> **WRITTEN TASK**:
Keep every line where the word "nazwa" appears; drop the rest.
***** DATA SUPPLIED *****
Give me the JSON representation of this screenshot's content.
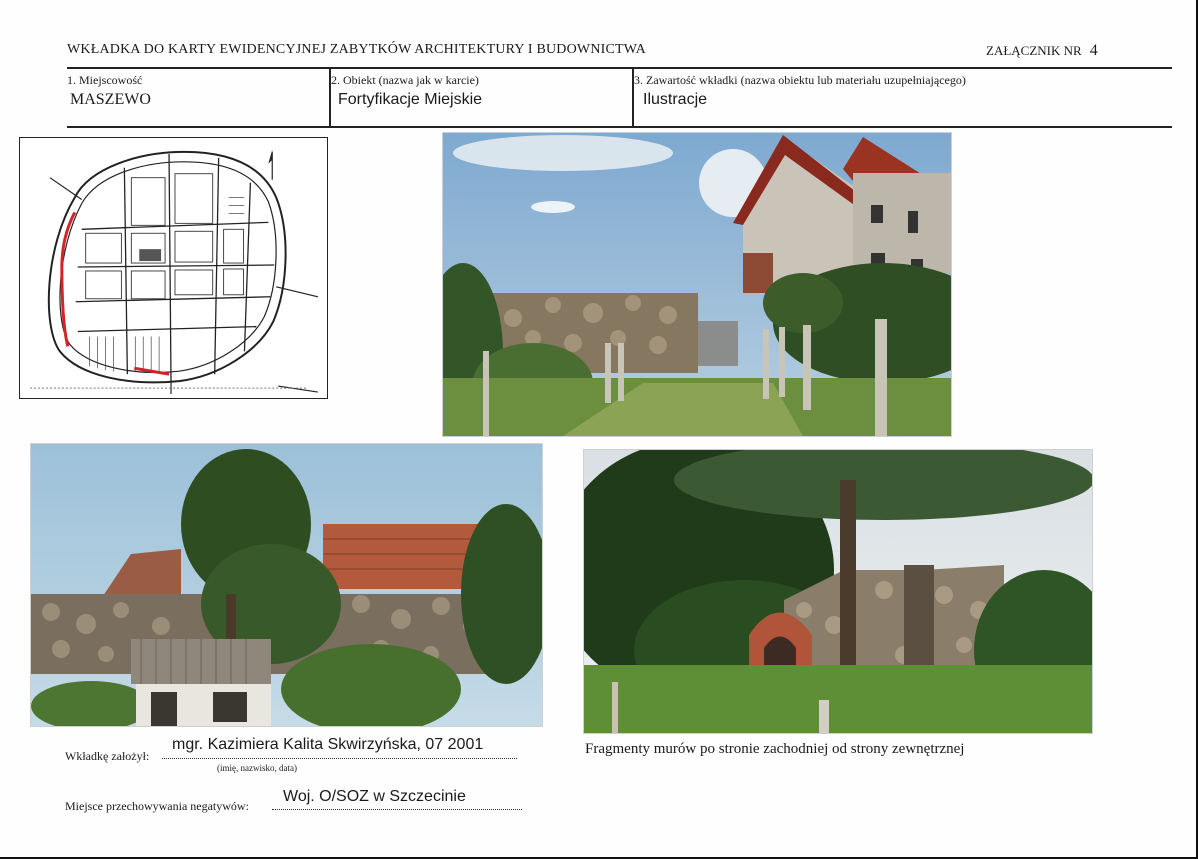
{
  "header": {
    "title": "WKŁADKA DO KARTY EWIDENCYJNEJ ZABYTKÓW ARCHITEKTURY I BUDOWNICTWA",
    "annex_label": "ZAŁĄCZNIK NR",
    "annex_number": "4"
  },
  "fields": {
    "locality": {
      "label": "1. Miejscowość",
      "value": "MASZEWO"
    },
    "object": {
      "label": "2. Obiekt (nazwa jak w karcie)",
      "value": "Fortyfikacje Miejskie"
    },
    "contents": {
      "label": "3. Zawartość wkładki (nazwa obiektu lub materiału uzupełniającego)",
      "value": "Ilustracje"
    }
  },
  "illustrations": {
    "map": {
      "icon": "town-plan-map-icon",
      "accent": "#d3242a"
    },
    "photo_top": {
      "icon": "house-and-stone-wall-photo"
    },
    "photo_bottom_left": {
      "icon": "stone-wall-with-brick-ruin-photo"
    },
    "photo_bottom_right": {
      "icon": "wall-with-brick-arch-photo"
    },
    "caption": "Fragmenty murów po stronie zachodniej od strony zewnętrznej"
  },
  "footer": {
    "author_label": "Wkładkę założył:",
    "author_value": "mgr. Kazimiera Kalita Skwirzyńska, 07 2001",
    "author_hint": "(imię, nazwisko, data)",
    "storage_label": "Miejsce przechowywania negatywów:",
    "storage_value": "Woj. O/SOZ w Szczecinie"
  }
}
*****
***** DATA SUPPLIED *****
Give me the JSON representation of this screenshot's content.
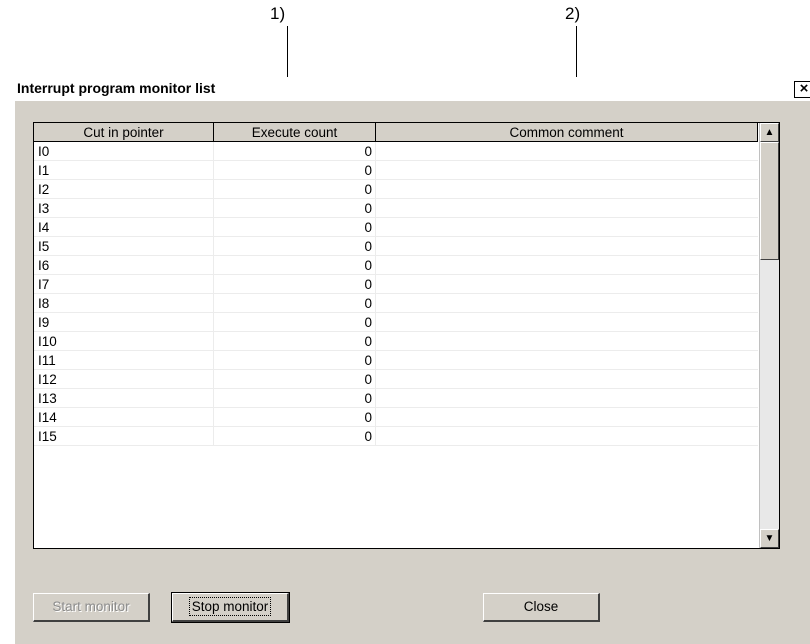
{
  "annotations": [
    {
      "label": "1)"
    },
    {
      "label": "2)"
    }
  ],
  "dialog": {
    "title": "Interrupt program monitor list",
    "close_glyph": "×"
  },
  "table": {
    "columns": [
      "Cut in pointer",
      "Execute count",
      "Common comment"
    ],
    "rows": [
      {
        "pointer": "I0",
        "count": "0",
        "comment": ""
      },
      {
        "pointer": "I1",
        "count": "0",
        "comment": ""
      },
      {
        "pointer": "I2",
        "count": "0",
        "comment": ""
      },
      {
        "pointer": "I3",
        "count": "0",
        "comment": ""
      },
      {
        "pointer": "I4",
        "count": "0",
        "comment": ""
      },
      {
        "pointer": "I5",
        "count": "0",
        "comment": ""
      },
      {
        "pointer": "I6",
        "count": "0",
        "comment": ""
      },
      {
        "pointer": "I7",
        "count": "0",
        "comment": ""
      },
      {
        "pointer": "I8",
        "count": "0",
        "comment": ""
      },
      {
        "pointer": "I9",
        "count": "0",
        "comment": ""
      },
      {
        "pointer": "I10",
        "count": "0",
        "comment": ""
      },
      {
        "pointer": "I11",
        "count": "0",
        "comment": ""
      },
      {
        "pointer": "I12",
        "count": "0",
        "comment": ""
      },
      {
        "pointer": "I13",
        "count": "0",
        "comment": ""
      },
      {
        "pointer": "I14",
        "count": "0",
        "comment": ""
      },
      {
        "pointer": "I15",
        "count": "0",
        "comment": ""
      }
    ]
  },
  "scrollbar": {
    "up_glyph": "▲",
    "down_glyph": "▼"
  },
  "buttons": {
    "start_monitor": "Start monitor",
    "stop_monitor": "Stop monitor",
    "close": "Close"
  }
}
*****
> **TASK RESPONSE**:
      "label": "2. Obiekt (nazwa jak w karcie)",
      "label": "3. Zawartość wkładki (nazwa obiektu lub materiału uzupełniającego)",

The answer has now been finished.